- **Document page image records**

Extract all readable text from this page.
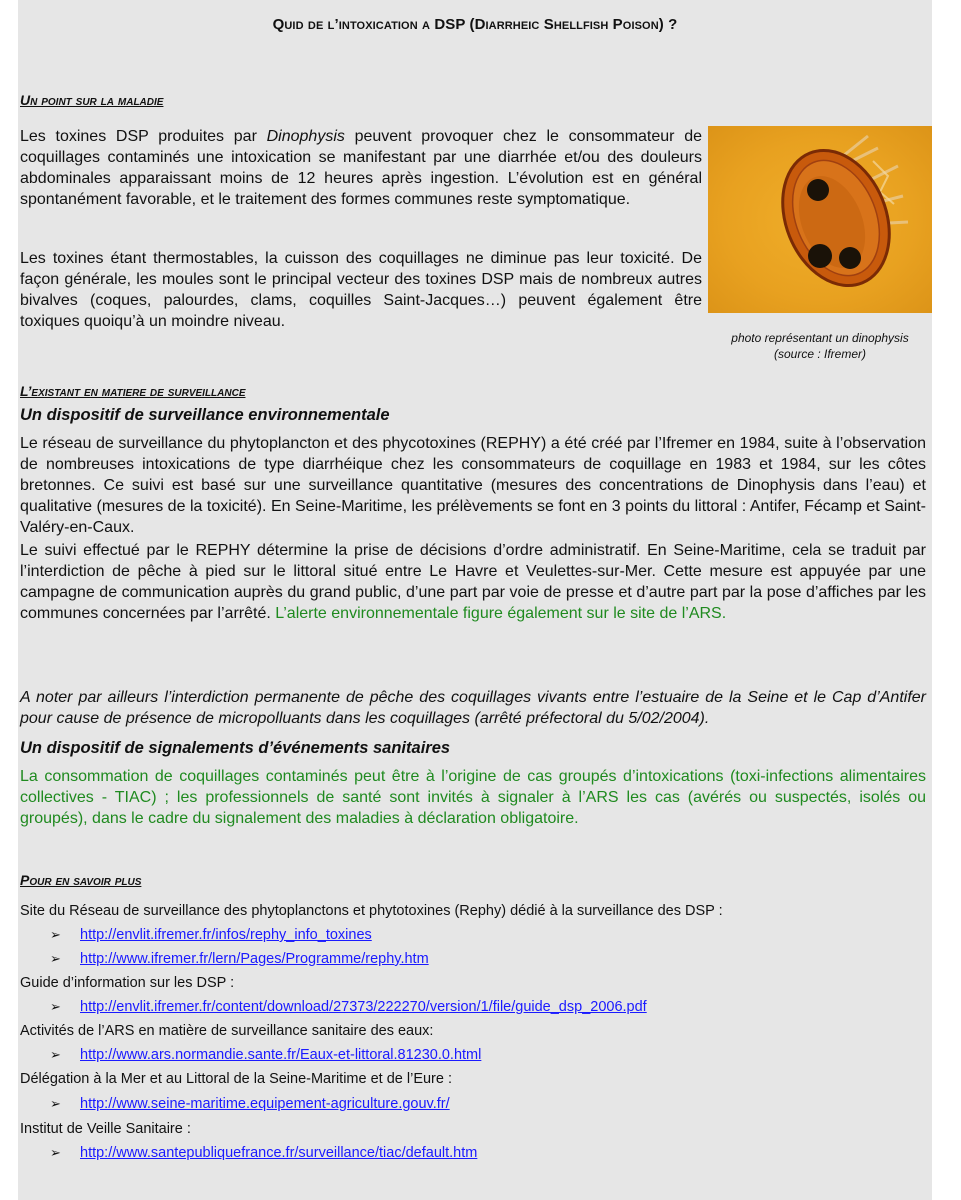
Quid de l’intoxication a DSP (Diarrheic Shellfish Poison) ?
Un point sur la maladie
Les toxines DSP produites par Dinophysis peuvent provoquer chez le consommateur de coquillages contaminés une intoxication se manifestant par une diarrhée et/ou des douleurs abdominales apparaissant moins de 12 heures après ingestion. L’évolution est en général spontanément favorable, et le traitement des formes communes reste symptomatique.
Les toxines étant thermostables, la cuisson des coquillages ne diminue pas leur toxicité. De façon générale, les moules sont le principal vecteur des toxines DSP mais de nombreux autres bivalves (coques, palourdes, clams, coquilles Saint-Jacques…) peuvent également être toxiques quoiqu’à un moindre niveau.
photo représentant un dinophysis
(source : Ifremer)
L’existant en matiere de surveillance
Un dispositif de surveillance environnementale
Le réseau de surveillance du phytoplancton et des phycotoxines (REPHY) a été créé par l’Ifremer en 1984, suite à l’observation de nombreuses intoxications de type diarrhéique chez les consommateurs de coquillage en 1983 et 1984, sur les côtes bretonnes. Ce suivi est basé sur une surveillance quantitative (mesures des concentrations de Dinophysis dans l’eau) et qualitative (mesures de la toxicité). En Seine-Maritime, les prélèvements se font en 3 points du littoral : Antifer, Fécamp et Saint-Valéry-en-Caux.
Le suivi effectué par le REPHY détermine la prise de décisions d’ordre administratif. En Seine-Maritime, cela se traduit par l’interdiction de pêche à pied sur le littoral situé entre Le Havre et Veulettes-sur-Mer. Cette mesure est appuyée par une campagne de communication auprès du grand public, d’une part par voie de presse et d’autre part par la pose d’affiches par les communes concernées par l’arrêté. L’alerte environnementale figure également sur le site de l’ARS.
A noter par ailleurs l’interdiction permanente de pêche des coquillages vivants entre l’estuaire de la Seine et le Cap d’Antifer pour cause de présence de micropolluants dans les coquillages (arrêté préfectoral du 5/02/2004).
Un dispositif de signalements d’événements sanitaires
La consommation de coquillages contaminés peut être à l’origine de cas groupés d’intoxications (toxi-infections alimentaires collectives - TIAC) ; les professionnels de santé sont invités à signaler à l’ARS les cas (avérés ou suspectés, isolés ou groupés), dans le cadre du signalement des maladies à déclaration obligatoire.
Pour en savoir plus
Site du Réseau de surveillance des phytoplanctons et phytotoxines (Rephy) dédié à la surveillance des DSP :
➢ http://envlit.ifremer.fr/infos/rephy_info_toxines
➢ http://www.ifremer.fr/lern/Pages/Programme/rephy.htm
Guide d’information sur les DSP :
➢ http://envlit.ifremer.fr/content/download/27373/222270/version/1/file/guide_dsp_2006.pdf
Activités de l’ARS en matière de surveillance sanitaire des eaux:
➢ http://www.ars.normandie.sante.fr/Eaux-et-littoral.81230.0.html
Délégation à la Mer et au Littoral de la Seine-Maritime et de l’Eure :
➢ http://www.seine-maritime.equipement-agriculture.gouv.fr/
Institut de Veille Sanitaire :
➢ http://www.santepubliquefrance.fr/surveillance/tiac/default.htm
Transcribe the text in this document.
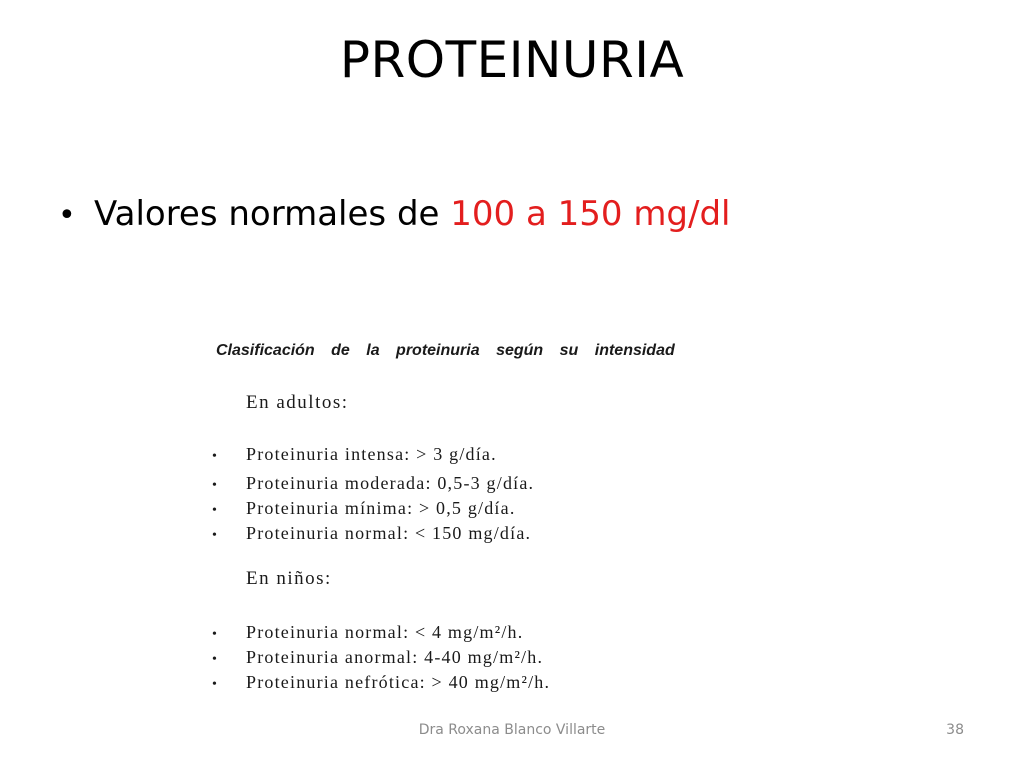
PROTEINURIA
• Valores normales de 100 a 150 mg/dl
Clasificación de la proteinuria según su intensidad
En adultos:
• Proteinuria intensa: > 3 g/día.
• Proteinuria moderada: 0,5-3 g/día.
• Proteinuria mínima: > 0,5 g/día.
• Proteinuria normal: < 150 mg/día.
En niños:
• Proteinuria normal: < 4 mg/m²/h.
• Proteinuria anormal: 4-40 mg/m²/h.
• Proteinuria nefrótica: > 40 mg/m²/h.
Dra Roxana Blanco Villarte	38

- **ABOUT THIS EXERCISE**
Please write out, word for word, only the lines from the one holding "Transcribe the text in this document." through the end of the records above, with both end lines included and the pictures dropped.

- **SOLVED PROBLEM**
Transcribe the text in this document.
PROTEINURIA
• Valores normales de 100 a 150 mg/dl
Clasificación de la proteinuria según su intensidad
En adultos:
• Proteinuria intensa: > 3 g/día.
• Proteinuria moderada: 0,5-3 g/día.
• Proteinuria mínima: > 0,5 g/día.
• Proteinuria normal: < 150 mg/día.
En niños:
• Proteinuria normal: < 4 mg/m²/h.
• Proteinuria anormal: 4-40 mg/m²/h.
• Proteinuria nefrótica: > 40 mg/m²/h.
Dra Roxana Blanco Villarte	38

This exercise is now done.